What the exercise asks: Reproduce each line of the material exactly, minus any picture.

--- START Input ---

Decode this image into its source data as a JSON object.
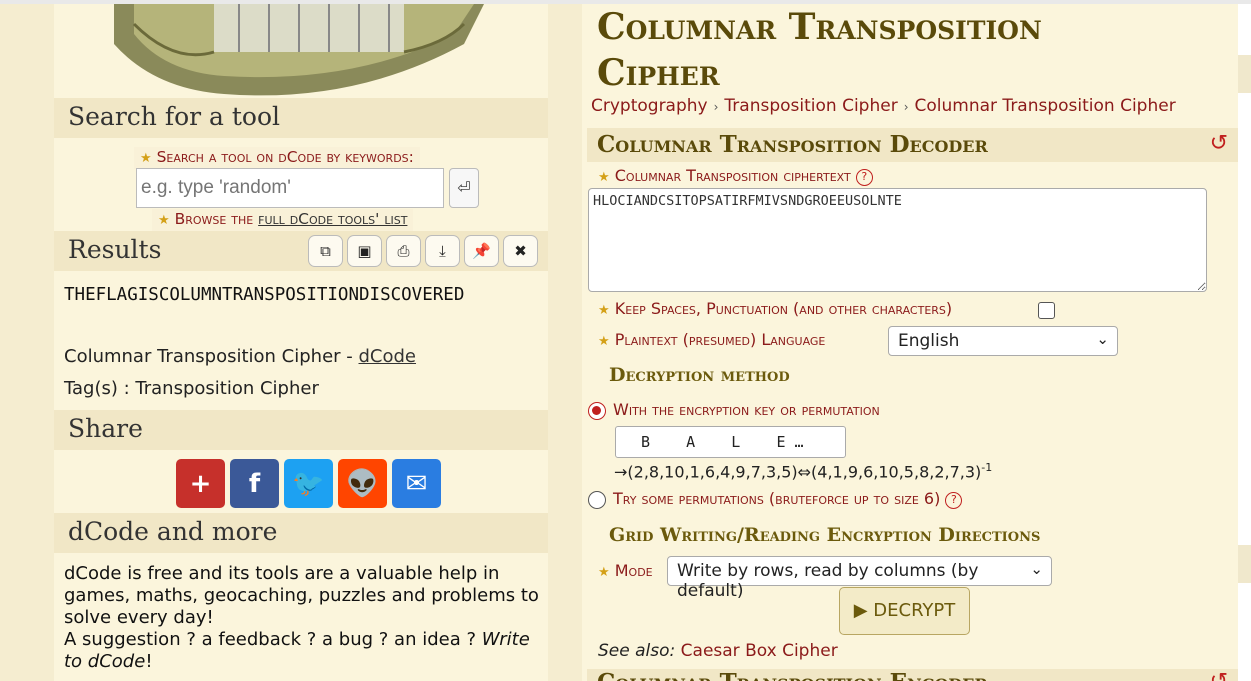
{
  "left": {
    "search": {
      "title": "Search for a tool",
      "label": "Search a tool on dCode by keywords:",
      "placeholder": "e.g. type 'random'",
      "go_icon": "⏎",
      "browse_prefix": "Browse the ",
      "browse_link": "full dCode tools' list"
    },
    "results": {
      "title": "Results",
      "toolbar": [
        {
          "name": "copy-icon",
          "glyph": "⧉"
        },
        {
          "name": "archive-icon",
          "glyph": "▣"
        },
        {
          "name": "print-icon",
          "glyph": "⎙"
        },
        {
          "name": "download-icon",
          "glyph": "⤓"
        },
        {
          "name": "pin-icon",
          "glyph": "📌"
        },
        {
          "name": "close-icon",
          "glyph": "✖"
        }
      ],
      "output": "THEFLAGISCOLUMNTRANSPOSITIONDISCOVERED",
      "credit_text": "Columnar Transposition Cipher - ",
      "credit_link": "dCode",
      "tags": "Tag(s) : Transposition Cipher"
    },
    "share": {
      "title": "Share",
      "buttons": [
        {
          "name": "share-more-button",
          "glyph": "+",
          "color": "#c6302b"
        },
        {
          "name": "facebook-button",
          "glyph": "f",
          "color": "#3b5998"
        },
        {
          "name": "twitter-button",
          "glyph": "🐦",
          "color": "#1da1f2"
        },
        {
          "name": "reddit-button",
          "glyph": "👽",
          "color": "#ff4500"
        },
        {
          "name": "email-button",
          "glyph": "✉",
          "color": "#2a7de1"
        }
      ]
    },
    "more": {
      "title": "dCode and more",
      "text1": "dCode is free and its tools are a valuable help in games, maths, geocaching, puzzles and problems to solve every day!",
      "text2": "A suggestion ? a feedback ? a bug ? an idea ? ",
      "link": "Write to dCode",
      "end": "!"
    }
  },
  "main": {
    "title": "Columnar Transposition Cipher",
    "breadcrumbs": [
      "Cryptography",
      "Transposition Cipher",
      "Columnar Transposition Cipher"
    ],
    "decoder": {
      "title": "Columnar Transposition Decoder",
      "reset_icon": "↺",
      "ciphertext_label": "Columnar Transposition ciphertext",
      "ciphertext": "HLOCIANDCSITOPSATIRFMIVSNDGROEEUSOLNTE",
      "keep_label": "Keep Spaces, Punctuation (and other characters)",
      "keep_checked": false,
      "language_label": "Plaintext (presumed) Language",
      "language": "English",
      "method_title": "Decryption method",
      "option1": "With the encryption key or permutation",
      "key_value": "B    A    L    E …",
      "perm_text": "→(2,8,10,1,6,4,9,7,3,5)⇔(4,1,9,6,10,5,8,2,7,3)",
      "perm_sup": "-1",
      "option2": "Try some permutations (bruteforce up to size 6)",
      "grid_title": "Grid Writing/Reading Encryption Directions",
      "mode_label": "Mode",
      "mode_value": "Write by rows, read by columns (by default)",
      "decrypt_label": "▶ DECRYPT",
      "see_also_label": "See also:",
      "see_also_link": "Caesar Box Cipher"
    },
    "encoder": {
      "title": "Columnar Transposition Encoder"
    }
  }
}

--- END Input ---

The solution:
Decode this image into its source data as a JSON object.
{
  "left": {
    "search": {
      "title": "Search for a tool",
      "label": "Search a tool on dCode by keywords:",
      "placeholder": "e.g. type 'random'",
      "go_icon": "⏎",
      "browse_prefix": "Browse the ",
      "browse_link": "full dCode tools' list"
    },
    "results": {
      "title": "Results",
      "toolbar": [
        {
          "name": "copy-icon",
          "glyph": "⧉"
        },
        {
          "name": "archive-icon",
          "glyph": "▣"
        },
        {
          "name": "print-icon",
          "glyph": "⎙"
        },
        {
          "name": "download-icon",
          "glyph": "⤓"
        },
        {
          "name": "pin-icon",
          "glyph": "📌"
        },
        {
          "name": "close-icon",
          "glyph": "✖"
        }
      ],
      "output": "THEFLAGISCOLUMNTRANSPOSITIONDISCOVERED",
      "credit_text": "Columnar Transposition Cipher - ",
      "credit_link": "dCode",
      "tags": "Tag(s) : Transposition Cipher"
    },
    "share": {
      "title": "Share",
      "buttons": [
        {
          "name": "share-more-button",
          "glyph": "+",
          "color": "#c6302b"
        },
        {
          "name": "facebook-button",
          "glyph": "f",
          "color": "#3b5998"
        },
        {
          "name": "twitter-button",
          "glyph": "🐦",
          "color": "#1da1f2"
        },
        {
          "name": "reddit-button",
          "glyph": "👽",
          "color": "#ff4500"
        },
        {
          "name": "email-button",
          "glyph": "✉",
          "color": "#2a7de1"
        }
      ]
    },
    "more": {
      "title": "dCode and more",
      "text1": "dCode is free and its tools are a valuable help in games, maths, geocaching, puzzles and problems to solve every day!",
      "text2": "A suggestion ? a feedback ? a bug ? an idea ? ",
      "link": "Write to dCode",
      "end": "!"
    }
  },
  "main": {
    "title": "Columnar Transposition Cipher",
    "breadcrumbs": [
      "Cryptography",
      "Transposition Cipher",
      "Columnar Transposition Cipher"
    ],
    "decoder": {
      "title": "Columnar Transposition Decoder",
      "reset_icon": "↺",
      "ciphertext_label": "Columnar Transposition ciphertext",
      "ciphertext": "HLOCIANDCSITOPSATIRFMIVSNDGROEEUSOLNTE",
      "keep_label": "Keep Spaces, Punctuation (and other characters)",
      "keep_checked": false,
      "language_label": "Plaintext (presumed) Language",
      "language": "English",
      "method_title": "Decryption method",
      "option1": "With the encryption key or permutation",
      "key_value": "B    A    L    E …",
      "perm_text": "→(2,8,10,1,6,4,9,7,3,5)⇔(4,1,9,6,10,5,8,2,7,3)",
      "perm_sup": "-1",
      "option2": "Try some permutations (bruteforce up to size 6)",
      "grid_title": "Grid Writing/Reading Encryption Directions",
      "mode_label": "Mode",
      "mode_value": "Write by rows, read by columns (by default)",
      "decrypt_label": "▶ DECRYPT",
      "see_also_label": "See also:",
      "see_also_link": "Caesar Box Cipher"
    },
    "encoder": {
      "title": "Columnar Transposition Encoder"
    }
  }
}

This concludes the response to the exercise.